- [WRITTEN REQUEST]:
Collect every line of the listing below that contains the word "Energiebedarf", matching uppercase and lowercase exactly.

- [INFORMATION PROVIDED]:
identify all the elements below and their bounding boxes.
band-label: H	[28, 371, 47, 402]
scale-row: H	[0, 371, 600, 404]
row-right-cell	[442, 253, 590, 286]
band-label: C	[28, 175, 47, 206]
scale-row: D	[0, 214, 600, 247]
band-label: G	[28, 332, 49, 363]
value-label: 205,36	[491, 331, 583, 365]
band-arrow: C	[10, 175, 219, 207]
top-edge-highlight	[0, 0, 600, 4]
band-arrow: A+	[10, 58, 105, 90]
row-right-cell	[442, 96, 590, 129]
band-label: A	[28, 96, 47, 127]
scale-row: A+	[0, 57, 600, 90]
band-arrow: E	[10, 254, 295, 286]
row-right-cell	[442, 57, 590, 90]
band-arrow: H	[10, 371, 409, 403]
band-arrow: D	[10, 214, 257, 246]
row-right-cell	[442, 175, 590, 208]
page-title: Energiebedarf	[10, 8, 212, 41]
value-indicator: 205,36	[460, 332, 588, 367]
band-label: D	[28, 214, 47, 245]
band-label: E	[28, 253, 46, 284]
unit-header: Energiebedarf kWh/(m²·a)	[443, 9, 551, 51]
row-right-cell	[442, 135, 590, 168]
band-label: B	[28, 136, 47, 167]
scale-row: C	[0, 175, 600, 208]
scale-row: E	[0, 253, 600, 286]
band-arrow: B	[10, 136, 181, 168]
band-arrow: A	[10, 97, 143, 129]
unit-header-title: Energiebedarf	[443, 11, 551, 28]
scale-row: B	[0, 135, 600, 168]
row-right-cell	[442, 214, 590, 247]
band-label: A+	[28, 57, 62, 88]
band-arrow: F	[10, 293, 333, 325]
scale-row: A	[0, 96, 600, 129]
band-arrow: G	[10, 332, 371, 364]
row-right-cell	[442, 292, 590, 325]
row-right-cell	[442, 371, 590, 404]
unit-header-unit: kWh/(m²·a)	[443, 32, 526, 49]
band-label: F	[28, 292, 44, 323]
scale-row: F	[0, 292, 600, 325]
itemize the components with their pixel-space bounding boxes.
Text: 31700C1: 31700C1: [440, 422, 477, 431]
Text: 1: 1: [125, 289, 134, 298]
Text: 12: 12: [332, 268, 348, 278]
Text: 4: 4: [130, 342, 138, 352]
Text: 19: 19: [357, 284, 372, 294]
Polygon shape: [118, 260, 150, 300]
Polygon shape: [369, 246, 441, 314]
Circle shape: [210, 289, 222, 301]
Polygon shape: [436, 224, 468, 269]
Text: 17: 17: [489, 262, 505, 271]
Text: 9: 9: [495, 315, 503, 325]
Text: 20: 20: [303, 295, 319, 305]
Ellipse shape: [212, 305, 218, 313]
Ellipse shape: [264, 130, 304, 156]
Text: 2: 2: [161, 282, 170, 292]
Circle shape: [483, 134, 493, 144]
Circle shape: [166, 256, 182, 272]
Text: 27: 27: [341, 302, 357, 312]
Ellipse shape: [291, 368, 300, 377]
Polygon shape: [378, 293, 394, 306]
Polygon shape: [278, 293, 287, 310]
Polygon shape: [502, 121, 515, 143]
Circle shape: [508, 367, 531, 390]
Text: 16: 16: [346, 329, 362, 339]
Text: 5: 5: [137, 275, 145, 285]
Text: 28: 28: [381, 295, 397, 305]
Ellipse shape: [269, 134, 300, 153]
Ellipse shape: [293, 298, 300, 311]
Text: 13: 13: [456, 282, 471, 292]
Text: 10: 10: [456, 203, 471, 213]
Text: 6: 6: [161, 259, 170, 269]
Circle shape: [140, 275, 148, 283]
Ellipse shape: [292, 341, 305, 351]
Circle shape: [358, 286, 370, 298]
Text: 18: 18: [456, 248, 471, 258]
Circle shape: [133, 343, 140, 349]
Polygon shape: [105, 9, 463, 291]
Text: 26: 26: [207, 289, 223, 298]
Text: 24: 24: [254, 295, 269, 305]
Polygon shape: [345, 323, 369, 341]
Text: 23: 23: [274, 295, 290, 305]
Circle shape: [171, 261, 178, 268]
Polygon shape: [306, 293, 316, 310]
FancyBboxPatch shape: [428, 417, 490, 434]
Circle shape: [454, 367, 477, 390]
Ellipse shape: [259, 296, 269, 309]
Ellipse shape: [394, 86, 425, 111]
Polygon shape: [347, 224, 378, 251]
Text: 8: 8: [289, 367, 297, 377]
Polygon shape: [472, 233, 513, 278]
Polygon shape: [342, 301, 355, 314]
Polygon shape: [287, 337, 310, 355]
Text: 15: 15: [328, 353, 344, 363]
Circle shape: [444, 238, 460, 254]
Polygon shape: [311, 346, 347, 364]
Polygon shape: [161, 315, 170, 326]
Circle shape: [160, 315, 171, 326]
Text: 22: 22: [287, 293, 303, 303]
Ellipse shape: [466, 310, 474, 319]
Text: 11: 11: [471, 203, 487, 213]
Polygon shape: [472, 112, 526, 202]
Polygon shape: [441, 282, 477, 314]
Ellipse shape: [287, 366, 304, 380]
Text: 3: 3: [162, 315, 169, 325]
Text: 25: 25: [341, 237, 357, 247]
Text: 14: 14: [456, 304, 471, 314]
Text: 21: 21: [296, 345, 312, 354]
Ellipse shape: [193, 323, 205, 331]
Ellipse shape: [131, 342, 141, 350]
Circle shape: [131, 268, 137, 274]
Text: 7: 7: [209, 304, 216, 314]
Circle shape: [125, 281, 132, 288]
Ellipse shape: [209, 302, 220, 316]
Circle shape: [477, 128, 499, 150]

- [REPLY]:
page-title: Energiebedarf	[10, 8, 212, 41]
unit-header: Energiebedarf kWh/(m²·a)	[443, 9, 551, 51]
unit-header-title: Energiebedarf	[443, 11, 551, 28]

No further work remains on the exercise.